══ Extracted information ══
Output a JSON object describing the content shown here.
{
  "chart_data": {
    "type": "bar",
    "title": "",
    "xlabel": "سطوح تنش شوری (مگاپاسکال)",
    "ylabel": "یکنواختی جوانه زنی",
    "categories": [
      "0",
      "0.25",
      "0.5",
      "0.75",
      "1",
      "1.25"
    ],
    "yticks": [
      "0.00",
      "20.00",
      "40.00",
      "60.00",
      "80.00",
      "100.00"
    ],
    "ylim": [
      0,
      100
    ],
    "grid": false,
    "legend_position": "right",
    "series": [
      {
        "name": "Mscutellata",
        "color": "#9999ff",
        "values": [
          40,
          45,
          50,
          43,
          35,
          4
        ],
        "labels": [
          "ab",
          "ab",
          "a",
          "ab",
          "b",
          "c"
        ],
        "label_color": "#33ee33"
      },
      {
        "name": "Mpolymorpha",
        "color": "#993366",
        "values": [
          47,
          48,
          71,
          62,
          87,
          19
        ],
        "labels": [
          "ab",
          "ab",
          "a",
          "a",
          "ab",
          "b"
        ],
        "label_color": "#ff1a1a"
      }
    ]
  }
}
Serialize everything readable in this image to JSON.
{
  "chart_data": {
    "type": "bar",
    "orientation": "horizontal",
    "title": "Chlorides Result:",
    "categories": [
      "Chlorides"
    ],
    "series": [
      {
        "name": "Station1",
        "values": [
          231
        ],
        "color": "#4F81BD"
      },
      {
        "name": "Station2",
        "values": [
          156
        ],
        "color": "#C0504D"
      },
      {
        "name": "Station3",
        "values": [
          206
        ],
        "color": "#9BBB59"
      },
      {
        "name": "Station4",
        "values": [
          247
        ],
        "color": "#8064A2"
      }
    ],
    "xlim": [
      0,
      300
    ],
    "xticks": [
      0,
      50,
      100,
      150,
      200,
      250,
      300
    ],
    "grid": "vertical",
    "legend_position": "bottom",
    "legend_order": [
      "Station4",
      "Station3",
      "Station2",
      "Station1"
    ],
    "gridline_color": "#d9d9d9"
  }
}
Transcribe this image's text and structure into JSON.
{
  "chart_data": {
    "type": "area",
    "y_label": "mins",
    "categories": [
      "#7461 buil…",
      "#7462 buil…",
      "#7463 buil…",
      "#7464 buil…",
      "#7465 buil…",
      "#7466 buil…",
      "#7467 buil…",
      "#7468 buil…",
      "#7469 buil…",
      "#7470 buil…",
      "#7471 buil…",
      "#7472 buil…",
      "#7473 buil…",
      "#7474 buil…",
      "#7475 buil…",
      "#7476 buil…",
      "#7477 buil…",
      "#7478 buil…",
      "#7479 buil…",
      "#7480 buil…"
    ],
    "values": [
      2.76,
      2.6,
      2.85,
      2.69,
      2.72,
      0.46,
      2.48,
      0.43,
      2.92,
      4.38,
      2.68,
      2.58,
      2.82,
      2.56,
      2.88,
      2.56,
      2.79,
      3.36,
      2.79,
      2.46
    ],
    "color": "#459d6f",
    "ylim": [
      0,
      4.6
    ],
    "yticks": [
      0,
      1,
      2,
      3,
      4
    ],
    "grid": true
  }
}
═══
_Task to carry out_.
Copy every line above that holds the word "name".

_Task answer_.
        "name": "Mscutellata",
        "name": "Mpolymorpha",
        "name": "Station1",
        "name": "Station2",
        "name": "Station3",
        "name": "Station4",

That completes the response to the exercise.